STATED EXERCISE: How many lines in the entries below contain the string "mark", with case counting? Reply with the number only.

============================================================

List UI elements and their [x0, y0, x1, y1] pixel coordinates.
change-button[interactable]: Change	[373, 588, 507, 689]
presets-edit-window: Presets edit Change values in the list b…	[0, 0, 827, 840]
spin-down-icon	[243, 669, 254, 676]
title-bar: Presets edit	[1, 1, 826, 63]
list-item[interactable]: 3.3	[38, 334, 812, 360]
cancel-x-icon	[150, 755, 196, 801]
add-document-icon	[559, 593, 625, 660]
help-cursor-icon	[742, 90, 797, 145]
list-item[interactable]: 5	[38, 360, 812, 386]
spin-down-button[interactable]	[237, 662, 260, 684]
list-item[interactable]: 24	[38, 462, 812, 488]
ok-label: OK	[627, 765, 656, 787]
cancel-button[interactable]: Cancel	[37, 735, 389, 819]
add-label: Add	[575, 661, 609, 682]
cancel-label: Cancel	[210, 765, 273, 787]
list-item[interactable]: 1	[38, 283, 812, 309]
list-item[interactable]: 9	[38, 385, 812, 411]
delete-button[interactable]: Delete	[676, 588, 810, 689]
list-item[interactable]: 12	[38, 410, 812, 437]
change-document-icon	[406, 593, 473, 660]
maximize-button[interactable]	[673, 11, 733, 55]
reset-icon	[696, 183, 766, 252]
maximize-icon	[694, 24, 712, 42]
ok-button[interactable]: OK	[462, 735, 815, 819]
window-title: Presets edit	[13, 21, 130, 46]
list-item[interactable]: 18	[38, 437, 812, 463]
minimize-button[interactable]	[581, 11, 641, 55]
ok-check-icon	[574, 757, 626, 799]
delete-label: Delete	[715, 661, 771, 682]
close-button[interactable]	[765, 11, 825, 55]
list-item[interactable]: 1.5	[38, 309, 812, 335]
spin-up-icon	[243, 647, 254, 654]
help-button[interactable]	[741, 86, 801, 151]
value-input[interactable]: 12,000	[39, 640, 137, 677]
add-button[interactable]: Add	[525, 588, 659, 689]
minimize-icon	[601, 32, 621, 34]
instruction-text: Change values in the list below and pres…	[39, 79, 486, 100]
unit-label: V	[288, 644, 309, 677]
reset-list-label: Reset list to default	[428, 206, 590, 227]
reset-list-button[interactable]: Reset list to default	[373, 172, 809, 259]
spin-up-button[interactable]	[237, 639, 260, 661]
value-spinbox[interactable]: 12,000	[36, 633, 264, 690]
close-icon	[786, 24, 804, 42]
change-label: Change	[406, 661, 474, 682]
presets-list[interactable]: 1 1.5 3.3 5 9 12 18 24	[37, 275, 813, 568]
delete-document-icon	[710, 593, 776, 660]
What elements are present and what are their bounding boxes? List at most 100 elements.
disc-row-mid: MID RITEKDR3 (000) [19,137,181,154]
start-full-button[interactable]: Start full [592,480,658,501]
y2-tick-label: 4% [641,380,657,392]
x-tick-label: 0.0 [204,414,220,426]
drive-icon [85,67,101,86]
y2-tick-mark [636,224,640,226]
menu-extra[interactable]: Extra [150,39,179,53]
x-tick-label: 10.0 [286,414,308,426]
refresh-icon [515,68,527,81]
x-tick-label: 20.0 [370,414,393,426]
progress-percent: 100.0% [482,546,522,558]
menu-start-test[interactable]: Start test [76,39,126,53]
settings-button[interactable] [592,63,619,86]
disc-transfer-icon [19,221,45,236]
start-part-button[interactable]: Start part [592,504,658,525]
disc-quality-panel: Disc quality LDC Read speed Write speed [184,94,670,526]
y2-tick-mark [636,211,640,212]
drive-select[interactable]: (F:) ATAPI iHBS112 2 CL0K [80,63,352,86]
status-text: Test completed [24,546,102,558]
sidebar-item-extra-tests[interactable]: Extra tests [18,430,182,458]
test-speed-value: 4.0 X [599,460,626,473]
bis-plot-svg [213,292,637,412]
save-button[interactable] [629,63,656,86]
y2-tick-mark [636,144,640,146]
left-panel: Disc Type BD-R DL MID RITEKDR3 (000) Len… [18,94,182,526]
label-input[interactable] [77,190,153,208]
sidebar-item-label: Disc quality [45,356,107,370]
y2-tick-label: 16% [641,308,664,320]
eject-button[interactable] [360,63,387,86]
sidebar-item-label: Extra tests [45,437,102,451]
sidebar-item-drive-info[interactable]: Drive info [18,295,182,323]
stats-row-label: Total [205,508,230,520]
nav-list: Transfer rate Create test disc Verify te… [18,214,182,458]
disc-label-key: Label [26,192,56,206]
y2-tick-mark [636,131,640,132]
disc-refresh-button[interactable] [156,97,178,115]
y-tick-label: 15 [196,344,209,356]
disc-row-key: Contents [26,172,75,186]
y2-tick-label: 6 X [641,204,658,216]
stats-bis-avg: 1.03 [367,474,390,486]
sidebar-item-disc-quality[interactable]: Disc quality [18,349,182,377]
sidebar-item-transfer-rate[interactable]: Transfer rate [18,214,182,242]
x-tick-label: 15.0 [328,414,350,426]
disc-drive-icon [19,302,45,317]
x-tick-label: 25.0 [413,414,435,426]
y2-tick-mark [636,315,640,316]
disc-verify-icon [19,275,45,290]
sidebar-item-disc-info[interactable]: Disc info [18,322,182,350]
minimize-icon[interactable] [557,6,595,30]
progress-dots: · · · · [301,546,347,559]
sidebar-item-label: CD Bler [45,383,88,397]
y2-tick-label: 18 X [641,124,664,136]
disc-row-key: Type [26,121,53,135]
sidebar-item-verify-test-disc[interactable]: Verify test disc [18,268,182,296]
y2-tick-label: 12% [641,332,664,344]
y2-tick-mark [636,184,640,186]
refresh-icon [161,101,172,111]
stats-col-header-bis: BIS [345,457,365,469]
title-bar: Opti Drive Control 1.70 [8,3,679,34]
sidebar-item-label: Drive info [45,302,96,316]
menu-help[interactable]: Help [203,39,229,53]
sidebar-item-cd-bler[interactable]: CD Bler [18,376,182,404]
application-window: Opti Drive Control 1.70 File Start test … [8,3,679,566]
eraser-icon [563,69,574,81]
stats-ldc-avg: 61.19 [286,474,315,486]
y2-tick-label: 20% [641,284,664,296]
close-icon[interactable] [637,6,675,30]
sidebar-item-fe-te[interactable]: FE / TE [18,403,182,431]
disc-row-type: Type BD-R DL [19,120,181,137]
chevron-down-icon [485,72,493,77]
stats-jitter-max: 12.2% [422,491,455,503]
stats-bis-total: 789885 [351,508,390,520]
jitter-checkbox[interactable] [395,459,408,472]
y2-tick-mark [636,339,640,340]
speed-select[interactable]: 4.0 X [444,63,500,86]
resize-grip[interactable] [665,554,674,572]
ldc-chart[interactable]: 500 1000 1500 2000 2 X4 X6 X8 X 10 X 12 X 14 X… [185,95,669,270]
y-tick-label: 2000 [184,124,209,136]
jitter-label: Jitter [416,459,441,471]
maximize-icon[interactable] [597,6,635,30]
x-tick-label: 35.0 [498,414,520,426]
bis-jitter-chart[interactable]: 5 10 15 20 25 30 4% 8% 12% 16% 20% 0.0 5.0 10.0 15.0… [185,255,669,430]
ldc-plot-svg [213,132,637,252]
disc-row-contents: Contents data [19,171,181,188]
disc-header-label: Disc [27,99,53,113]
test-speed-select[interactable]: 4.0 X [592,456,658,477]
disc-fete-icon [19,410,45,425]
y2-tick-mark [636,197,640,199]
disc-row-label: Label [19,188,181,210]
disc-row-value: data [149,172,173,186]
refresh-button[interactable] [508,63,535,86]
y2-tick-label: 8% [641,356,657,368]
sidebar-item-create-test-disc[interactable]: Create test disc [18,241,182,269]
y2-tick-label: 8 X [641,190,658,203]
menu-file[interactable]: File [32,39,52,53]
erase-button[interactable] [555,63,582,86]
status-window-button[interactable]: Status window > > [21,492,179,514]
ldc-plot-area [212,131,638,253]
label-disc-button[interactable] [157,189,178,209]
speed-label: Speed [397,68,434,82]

============================================================

RESULT: 8